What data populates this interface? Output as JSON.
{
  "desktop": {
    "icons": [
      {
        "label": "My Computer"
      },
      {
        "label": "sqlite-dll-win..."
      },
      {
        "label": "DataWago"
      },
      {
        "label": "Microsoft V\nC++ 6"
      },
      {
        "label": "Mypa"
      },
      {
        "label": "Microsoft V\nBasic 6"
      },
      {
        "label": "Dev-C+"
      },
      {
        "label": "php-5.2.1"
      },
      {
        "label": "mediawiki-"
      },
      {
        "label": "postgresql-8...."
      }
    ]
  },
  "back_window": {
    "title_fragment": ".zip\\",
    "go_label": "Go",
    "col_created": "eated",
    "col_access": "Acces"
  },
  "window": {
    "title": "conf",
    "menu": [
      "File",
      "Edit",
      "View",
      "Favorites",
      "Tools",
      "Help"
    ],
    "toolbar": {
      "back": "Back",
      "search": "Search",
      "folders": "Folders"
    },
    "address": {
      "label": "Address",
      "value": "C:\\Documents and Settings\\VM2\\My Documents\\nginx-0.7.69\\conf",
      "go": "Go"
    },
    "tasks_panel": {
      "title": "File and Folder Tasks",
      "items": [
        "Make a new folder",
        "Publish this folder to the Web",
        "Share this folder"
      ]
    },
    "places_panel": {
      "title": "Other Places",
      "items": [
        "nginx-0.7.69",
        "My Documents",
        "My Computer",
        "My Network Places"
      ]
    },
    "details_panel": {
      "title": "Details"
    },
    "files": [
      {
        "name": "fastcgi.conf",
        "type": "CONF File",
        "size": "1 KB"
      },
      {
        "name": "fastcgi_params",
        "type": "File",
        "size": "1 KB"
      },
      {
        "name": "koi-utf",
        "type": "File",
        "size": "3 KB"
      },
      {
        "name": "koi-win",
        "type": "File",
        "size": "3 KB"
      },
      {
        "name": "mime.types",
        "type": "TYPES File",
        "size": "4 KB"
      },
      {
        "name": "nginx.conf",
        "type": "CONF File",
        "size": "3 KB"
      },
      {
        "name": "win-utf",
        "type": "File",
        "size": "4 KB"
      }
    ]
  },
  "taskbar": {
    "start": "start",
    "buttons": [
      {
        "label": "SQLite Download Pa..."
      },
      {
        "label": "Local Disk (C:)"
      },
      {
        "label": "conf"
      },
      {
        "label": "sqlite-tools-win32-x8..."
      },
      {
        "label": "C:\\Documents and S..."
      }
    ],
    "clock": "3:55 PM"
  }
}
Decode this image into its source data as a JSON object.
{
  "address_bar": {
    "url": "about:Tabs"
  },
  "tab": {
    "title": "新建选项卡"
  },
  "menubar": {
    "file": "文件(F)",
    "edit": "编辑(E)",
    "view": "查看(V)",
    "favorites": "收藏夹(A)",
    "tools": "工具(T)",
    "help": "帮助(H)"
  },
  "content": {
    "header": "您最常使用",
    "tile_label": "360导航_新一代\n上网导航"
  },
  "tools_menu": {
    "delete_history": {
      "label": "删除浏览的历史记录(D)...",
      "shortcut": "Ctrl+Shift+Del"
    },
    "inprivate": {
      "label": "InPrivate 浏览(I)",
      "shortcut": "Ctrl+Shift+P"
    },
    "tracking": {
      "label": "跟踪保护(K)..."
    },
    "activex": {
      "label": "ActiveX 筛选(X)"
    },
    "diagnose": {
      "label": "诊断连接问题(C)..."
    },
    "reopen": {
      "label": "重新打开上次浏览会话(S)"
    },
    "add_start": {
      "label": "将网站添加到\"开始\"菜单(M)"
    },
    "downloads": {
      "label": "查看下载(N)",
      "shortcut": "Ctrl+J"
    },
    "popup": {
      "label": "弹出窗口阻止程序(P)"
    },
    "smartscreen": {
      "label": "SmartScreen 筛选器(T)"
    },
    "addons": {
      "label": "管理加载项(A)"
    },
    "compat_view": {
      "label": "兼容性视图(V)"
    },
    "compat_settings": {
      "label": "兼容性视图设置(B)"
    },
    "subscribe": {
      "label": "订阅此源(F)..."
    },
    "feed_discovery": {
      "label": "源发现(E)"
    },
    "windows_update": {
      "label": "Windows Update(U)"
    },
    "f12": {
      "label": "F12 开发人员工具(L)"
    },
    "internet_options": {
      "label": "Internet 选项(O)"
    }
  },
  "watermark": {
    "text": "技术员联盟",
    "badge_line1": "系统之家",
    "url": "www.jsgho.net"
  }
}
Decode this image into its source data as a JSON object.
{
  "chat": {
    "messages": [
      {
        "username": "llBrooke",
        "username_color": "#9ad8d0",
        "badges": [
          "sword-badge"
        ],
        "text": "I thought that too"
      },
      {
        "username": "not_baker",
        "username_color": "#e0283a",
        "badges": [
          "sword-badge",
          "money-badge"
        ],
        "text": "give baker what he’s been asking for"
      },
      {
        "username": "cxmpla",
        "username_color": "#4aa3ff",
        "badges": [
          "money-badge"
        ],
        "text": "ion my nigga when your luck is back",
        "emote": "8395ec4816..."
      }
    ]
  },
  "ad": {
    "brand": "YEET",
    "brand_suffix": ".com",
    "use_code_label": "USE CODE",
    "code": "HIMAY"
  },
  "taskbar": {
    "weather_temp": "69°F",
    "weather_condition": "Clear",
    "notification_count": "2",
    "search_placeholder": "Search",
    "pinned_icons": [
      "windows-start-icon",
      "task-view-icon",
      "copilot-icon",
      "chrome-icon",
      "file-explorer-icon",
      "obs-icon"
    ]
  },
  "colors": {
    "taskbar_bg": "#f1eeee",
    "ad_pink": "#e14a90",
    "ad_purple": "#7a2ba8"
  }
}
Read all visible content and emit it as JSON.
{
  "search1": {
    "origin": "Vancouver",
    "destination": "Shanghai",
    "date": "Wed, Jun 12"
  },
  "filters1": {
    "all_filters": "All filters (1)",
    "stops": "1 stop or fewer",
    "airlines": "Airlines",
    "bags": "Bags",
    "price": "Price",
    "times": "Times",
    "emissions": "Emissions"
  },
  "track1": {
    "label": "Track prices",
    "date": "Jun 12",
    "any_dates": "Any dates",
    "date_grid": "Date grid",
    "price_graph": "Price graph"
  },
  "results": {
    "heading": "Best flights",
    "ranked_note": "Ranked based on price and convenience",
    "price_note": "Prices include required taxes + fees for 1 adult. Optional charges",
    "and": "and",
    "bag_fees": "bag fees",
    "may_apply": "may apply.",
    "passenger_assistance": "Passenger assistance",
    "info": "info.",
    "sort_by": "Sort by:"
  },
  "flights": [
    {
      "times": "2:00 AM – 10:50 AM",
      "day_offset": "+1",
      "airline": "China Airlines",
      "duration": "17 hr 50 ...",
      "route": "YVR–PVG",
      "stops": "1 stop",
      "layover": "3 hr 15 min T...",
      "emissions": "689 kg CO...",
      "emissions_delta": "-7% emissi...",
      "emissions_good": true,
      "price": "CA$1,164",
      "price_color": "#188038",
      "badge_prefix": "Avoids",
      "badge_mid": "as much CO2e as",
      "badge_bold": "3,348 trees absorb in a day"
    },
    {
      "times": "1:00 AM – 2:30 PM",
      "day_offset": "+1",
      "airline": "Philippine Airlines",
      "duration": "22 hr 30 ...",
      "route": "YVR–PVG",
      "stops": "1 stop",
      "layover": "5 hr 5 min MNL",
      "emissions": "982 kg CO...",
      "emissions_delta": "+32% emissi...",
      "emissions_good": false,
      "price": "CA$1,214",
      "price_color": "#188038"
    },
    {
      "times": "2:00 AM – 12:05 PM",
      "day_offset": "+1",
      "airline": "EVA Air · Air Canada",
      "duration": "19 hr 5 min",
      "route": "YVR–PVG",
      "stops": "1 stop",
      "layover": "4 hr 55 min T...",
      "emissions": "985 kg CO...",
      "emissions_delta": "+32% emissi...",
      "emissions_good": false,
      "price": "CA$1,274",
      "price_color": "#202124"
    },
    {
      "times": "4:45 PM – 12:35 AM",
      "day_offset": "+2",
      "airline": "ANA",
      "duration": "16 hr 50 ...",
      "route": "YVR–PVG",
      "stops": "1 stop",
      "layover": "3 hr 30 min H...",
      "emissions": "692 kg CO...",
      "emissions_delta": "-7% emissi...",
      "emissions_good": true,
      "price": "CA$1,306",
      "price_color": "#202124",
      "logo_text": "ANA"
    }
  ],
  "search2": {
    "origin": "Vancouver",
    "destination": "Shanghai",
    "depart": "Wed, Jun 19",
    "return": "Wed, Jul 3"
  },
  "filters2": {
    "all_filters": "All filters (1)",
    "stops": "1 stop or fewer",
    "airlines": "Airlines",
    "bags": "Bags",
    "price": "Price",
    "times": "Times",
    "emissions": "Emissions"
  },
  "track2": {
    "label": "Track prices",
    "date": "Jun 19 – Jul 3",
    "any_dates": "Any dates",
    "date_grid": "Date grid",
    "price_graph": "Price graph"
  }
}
+ + + +
**THE REQUEST:** Show every line that contains the word "JSON".

**WRITTEN ANSWER:**
What data populates this interface? Output as JSON.
Decode this image into its source data as a JSON object.
Decode this image into its source data as a JSON object.
Read all visible content and emit it as JSON.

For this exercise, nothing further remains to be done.